[Required task]
Print all the data, keeping every line exactly as it is.

[Data for this task]
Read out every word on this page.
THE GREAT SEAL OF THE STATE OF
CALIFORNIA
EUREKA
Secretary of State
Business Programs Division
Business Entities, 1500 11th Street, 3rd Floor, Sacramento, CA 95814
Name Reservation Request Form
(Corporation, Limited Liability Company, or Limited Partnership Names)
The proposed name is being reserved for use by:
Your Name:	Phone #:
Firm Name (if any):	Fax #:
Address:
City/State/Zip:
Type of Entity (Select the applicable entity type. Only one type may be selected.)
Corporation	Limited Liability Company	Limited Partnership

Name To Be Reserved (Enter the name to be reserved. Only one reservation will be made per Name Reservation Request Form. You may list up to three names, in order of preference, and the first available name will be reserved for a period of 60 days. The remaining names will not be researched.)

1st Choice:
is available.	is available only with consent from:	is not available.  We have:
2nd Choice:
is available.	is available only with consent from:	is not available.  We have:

[Reply to the exercise]
Read out every word on this page.
THE GREAT SEAL OF THE STATE OF
CALIFORNIA
EUREKA
Secretary of State
Business Programs Division
Business Entities, 1500 11th Street, 3rd Floor, Sacramento, CA 95814
Name Reservation Request Form
(Corporation, Limited Liability Company, or Limited Partnership Names)
The proposed name is being reserved for use by:
Your Name:	Phone #:
Firm Name (if any):	Fax #:
Address:
City/State/Zip:
Type of Entity (Select the applicable entity type. Only one type may be selected.)
Corporation	Limited Liability Company	Limited Partnership

Name To Be Reserved (Enter the name to be reserved. Only one reservation will be made per Name Reservation Request Form. You may list up to three names, in order of preference, and the first available name will be reserved for a period of 60 days. The remaining names will not be researched.)

1st Choice:
is available.	is available only with consent from:	is not available.  We have:
2nd Choice:
is available.	is available only with consent from:	is not available.  We have:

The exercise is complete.